* **Dataset excerpt**
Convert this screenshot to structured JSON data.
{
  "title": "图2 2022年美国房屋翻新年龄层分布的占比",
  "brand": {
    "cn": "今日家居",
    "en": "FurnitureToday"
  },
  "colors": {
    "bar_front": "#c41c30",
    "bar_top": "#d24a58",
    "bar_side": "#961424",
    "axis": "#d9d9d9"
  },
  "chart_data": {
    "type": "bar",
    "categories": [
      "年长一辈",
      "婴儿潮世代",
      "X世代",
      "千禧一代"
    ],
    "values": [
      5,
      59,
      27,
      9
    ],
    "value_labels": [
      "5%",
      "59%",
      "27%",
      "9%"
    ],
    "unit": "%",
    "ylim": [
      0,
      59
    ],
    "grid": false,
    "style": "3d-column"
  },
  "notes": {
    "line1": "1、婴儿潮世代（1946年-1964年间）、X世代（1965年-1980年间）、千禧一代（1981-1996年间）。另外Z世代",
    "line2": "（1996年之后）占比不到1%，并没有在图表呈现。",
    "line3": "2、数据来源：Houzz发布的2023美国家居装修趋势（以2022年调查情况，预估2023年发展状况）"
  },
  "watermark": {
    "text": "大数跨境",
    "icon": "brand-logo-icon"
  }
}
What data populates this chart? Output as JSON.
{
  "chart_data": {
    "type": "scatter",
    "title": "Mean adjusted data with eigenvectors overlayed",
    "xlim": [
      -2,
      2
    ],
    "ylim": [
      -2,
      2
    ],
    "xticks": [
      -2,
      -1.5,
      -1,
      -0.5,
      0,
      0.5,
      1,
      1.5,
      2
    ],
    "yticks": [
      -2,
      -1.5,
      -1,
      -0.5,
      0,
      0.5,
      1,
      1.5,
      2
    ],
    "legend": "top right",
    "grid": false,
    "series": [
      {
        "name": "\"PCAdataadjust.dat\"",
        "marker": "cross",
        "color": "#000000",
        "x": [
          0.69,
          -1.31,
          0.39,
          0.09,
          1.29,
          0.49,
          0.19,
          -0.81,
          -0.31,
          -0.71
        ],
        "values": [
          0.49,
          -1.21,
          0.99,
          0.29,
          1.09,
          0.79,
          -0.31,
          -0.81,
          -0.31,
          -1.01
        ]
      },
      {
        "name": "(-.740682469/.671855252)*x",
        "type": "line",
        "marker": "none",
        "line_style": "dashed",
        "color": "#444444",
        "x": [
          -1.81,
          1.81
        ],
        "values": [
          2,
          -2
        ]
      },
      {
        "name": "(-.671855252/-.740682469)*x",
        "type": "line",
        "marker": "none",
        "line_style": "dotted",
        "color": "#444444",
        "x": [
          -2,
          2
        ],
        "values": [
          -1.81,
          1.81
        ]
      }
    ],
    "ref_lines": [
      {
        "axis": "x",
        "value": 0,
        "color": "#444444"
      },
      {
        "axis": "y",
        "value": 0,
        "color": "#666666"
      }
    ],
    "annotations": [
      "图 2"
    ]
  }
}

* **Your goal**
Print again each line of the listing above, exactly as it appears.

* **Response below**
Convert this screenshot to structured JSON data.
{
  "title": "图2 2022年美国房屋翻新年龄层分布的占比",
  "brand": {
    "cn": "今日家居",
    "en": "FurnitureToday"
  },
  "colors": {
    "bar_front": "#c41c30",
    "bar_top": "#d24a58",
    "bar_side": "#961424",
    "axis": "#d9d9d9"
  },
  "chart_data": {
    "type": "bar",
    "categories": [
      "年长一辈",
      "婴儿潮世代",
      "X世代",
      "千禧一代"
    ],
    "values": [
      5,
      59,
      27,
      9
    ],
    "value_labels": [
      "5%",
      "59%",
      "27%",
      "9%"
    ],
    "unit": "%",
    "ylim": [
      0,
      59
    ],
    "grid": false,
    "style": "3d-column"
  },
  "notes": {
    "line1": "1、婴儿潮世代（1946年-1964年间）、X世代（1965年-1980年间）、千禧一代（1981-1996年间）。另外Z世代",
    "line2": "（1996年之后）占比不到1%，并没有在图表呈现。",
    "line3": "2、数据来源：Houzz发布的2023美国家居装修趋势（以2022年调查情况，预估2023年发展状况）"
  },
  "watermark": {
    "text": "大数跨境",
    "icon": "brand-logo-icon"
  }
}
What data populates this chart? Output as JSON.
{
  "chart_data": {
    "type": "scatter",
    "title": "Mean adjusted data with eigenvectors overlayed",
    "xlim": [
      -2,
      2
    ],
    "ylim": [
      -2,
      2
    ],
    "xticks": [
      -2,
      -1.5,
      -1,
      -0.5,
      0,
      0.5,
      1,
      1.5,
      2
    ],
    "yticks": [
      -2,
      -1.5,
      -1,
      -0.5,
      0,
      0.5,
      1,
      1.5,
      2
    ],
    "legend": "top right",
    "grid": false,
    "series": [
      {
        "name": "\"PCAdataadjust.dat\"",
        "marker": "cross",
        "color": "#000000",
        "x": [
          0.69,
          -1.31,
          0.39,
          0.09,
          1.29,
          0.49,
          0.19,
          -0.81,
          -0.31,
          -0.71
        ],
        "values": [
          0.49,
          -1.21,
          0.99,
          0.29,
          1.09,
          0.79,
          -0.31,
          -0.81,
          -0.31,
          -1.01
        ]
      },
      {
        "name": "(-.740682469/.671855252)*x",
        "type": "line",
        "marker": "none",
        "line_style": "dashed",
        "color": "#444444",
        "x": [
          -1.81,
          1.81
        ],
        "values": [
          2,
          -2
        ]
      },
      {
        "name": "(-.671855252/-.740682469)*x",
        "type": "line",
        "marker": "none",
        "line_style": "dotted",
        "color": "#444444",
        "x": [
          -2,
          2
        ],
        "values": [
          -1.81,
          1.81
        ]
      }
    ],
    "ref_lines": [
      {
        "axis": "x",
        "value": 0,
        "color": "#444444"
      },
      {
        "axis": "y",
        "value": 0,
        "color": "#666666"
      }
    ],
    "annotations": [
      "图 2"
    ]
  }
}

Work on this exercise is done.